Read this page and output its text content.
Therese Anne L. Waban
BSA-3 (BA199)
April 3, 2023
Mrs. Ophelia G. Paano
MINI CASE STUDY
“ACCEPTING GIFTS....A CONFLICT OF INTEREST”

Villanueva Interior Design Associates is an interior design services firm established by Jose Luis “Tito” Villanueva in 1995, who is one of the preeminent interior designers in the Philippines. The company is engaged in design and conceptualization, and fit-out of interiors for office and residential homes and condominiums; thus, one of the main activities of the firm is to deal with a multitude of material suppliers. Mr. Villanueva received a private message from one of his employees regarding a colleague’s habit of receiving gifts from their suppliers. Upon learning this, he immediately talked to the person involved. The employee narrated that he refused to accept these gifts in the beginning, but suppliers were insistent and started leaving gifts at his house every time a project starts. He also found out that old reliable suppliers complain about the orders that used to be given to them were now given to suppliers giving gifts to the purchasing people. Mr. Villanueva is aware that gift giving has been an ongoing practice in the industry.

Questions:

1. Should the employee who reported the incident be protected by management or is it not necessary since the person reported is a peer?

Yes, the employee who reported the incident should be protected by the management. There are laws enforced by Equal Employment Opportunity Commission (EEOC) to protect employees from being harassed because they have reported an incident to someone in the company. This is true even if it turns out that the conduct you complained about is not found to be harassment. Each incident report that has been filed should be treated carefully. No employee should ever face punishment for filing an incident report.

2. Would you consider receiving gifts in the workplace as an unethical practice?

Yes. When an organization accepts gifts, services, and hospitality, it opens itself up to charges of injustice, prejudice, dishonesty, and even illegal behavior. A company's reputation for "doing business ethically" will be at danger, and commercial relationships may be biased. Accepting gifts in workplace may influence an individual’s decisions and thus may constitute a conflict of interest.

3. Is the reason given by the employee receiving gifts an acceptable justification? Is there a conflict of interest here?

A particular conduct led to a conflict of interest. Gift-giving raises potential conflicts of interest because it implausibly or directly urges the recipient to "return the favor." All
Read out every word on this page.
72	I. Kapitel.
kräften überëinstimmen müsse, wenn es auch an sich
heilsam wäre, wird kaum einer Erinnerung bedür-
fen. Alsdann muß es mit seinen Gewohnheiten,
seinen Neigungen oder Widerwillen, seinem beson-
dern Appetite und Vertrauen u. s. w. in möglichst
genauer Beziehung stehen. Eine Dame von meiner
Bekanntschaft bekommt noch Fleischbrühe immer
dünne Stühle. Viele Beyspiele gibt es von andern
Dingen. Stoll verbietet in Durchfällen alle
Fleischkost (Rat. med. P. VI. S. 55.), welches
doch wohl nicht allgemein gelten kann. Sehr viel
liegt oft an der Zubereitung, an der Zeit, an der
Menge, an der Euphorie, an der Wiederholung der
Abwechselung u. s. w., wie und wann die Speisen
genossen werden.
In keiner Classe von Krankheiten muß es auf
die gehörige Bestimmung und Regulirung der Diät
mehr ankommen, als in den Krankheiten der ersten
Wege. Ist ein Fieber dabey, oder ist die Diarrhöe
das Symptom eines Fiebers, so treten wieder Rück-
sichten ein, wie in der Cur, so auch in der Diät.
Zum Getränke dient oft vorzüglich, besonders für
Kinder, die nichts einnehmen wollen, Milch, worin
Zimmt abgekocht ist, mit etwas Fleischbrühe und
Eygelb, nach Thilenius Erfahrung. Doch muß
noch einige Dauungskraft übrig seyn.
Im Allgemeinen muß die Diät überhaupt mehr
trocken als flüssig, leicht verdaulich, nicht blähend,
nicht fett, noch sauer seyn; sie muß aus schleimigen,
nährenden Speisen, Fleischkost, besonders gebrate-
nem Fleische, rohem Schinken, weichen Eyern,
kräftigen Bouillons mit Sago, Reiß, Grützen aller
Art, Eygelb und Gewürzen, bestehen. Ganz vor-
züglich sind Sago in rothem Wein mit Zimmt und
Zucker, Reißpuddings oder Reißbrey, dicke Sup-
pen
----------
Write the entire listing out again, word for word.

▸ Solution to the exercise:
Read this page and output its text content.
Therese Anne L. Waban
BSA-3 (BA199)
April 3, 2023
Mrs. Ophelia G. Paano
MINI CASE STUDY
“ACCEPTING GIFTS....A CONFLICT OF INTEREST”

Villanueva Interior Design Associates is an interior design services firm established by Jose Luis “Tito” Villanueva in 1995, who is one of the preeminent interior designers in the Philippines. The company is engaged in design and conceptualization, and fit-out of interiors for office and residential homes and condominiums; thus, one of the main activities of the firm is to deal with a multitude of material suppliers. Mr. Villanueva received a private message from one of his employees regarding a colleague’s habit of receiving gifts from their suppliers. Upon learning this, he immediately talked to the person involved. The employee narrated that he refused to accept these gifts in the beginning, but suppliers were insistent and started leaving gifts at his house every time a project starts. He also found out that old reliable suppliers complain about the orders that used to be given to them were now given to suppliers giving gifts to the purchasing people. Mr. Villanueva is aware that gift giving has been an ongoing practice in the industry.

Questions:

1. Should the employee who reported the incident be protected by management or is it not necessary since the person reported is a peer?

Yes, the employee who reported the incident should be protected by the management. There are laws enforced by Equal Employment Opportunity Commission (EEOC) to protect employees from being harassed because they have reported an incident to someone in the company. This is true even if it turns out that the conduct you complained about is not found to be harassment. Each incident report that has been filed should be treated carefully. No employee should ever face punishment for filing an incident report.

2. Would you consider receiving gifts in the workplace as an unethical practice?

Yes. When an organization accepts gifts, services, and hospitality, it opens itself up to charges of injustice, prejudice, dishonesty, and even illegal behavior. A company's reputation for "doing business ethically" will be at danger, and commercial relationships may be biased. Accepting gifts in workplace may influence an individual’s decisions and thus may constitute a conflict of interest.

3. Is the reason given by the employee receiving gifts an acceptable justification? Is there a conflict of interest here?

A particular conduct led to a conflict of interest. Gift-giving raises potential conflicts of interest because it implausibly or directly urges the recipient to "return the favor." All
Read out every word on this page.
72	I. Kapitel.
kräften überëinstimmen müsse, wenn es auch an sich
heilsam wäre, wird kaum einer Erinnerung bedür-
fen. Alsdann muß es mit seinen Gewohnheiten,
seinen Neigungen oder Widerwillen, seinem beson-
dern Appetite und Vertrauen u. s. w. in möglichst
genauer Beziehung stehen. Eine Dame von meiner
Bekanntschaft bekommt noch Fleischbrühe immer
dünne Stühle. Viele Beyspiele gibt es von andern
Dingen. Stoll verbietet in Durchfällen alle
Fleischkost (Rat. med. P. VI. S. 55.), welches
doch wohl nicht allgemein gelten kann. Sehr viel
liegt oft an der Zubereitung, an der Zeit, an der
Menge, an der Euphorie, an der Wiederholung der
Abwechselung u. s. w., wie und wann die Speisen
genossen werden.
In keiner Classe von Krankheiten muß es auf
die gehörige Bestimmung und Regulirung der Diät
mehr ankommen, als in den Krankheiten der ersten
Wege. Ist ein Fieber dabey, oder ist die Diarrhöe
das Symptom eines Fiebers, so treten wieder Rück-
sichten ein, wie in der Cur, so auch in der Diät.
Zum Getränke dient oft vorzüglich, besonders für
Kinder, die nichts einnehmen wollen, Milch, worin
Zimmt abgekocht ist, mit etwas Fleischbrühe und
Eygelb, nach Thilenius Erfahrung. Doch muß
noch einige Dauungskraft übrig seyn.
Im Allgemeinen muß die Diät überhaupt mehr
trocken als flüssig, leicht verdaulich, nicht blähend,
nicht fett, noch sauer seyn; sie muß aus schleimigen,
nährenden Speisen, Fleischkost, besonders gebrate-
nem Fleische, rohem Schinken, weichen Eyern,
kräftigen Bouillons mit Sago, Reiß, Grützen aller
Art, Eygelb und Gewürzen, bestehen. Ganz vor-
züglich sind Sago in rothem Wein mit Zimmt und
Zucker, Reißpuddings oder Reißbrey, dicke Sup-
pen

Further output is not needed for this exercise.